Quote the whole listing verbatim.

++++ Input records

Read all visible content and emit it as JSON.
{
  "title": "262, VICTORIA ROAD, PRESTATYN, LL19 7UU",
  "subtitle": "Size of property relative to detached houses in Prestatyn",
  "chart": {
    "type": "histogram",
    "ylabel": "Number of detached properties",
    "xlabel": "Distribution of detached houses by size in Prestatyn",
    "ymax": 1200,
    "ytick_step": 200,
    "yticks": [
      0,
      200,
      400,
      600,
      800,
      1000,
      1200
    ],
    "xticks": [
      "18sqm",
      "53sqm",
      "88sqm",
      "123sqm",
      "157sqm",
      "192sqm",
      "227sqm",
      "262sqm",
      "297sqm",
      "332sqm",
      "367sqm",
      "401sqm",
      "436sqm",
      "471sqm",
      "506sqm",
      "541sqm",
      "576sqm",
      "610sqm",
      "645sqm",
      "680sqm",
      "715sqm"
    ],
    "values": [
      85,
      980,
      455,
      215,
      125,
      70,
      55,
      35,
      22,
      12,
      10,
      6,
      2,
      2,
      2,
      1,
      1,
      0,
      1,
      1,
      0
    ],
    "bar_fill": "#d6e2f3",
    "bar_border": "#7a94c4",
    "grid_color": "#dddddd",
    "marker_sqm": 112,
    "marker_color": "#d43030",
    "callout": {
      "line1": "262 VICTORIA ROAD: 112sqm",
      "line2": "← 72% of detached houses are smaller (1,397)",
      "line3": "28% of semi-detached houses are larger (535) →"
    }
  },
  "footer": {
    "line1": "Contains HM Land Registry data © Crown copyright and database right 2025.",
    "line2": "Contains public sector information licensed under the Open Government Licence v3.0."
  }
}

++++++++

> Exercise output:
Read all visible content and emit it as JSON.
{
  "title": "262, VICTORIA ROAD, PRESTATYN, LL19 7UU",
  "subtitle": "Size of property relative to detached houses in Prestatyn",
  "chart": {
    "type": "histogram",
    "ylabel": "Number of detached properties",
    "xlabel": "Distribution of detached houses by size in Prestatyn",
    "ymax": 1200,
    "ytick_step": 200,
    "yticks": [
      0,
      200,
      400,
      600,
      800,
      1000,
      1200
    ],
    "xticks": [
      "18sqm",
      "53sqm",
      "88sqm",
      "123sqm",
      "157sqm",
      "192sqm",
      "227sqm",
      "262sqm",
      "297sqm",
      "332sqm",
      "367sqm",
      "401sqm",
      "436sqm",
      "471sqm",
      "506sqm",
      "541sqm",
      "576sqm",
      "610sqm",
      "645sqm",
      "680sqm",
      "715sqm"
    ],
    "values": [
      85,
      980,
      455,
      215,
      125,
      70,
      55,
      35,
      22,
      12,
      10,
      6,
      2,
      2,
      2,
      1,
      1,
      0,
      1,
      1,
      0
    ],
    "bar_fill": "#d6e2f3",
    "bar_border": "#7a94c4",
    "grid_color": "#dddddd",
    "marker_sqm": 112,
    "marker_color": "#d43030",
    "callout": {
      "line1": "262 VICTORIA ROAD: 112sqm",
      "line2": "← 72% of detached houses are smaller (1,397)",
      "line3": "28% of semi-detached houses are larger (535) →"
    }
  },
  "footer": {
    "line1": "Contains HM Land Registry data © Crown copyright and database right 2025.",
    "line2": "Contains public sector information licensed under the Open Government Licence v3.0."
  }
}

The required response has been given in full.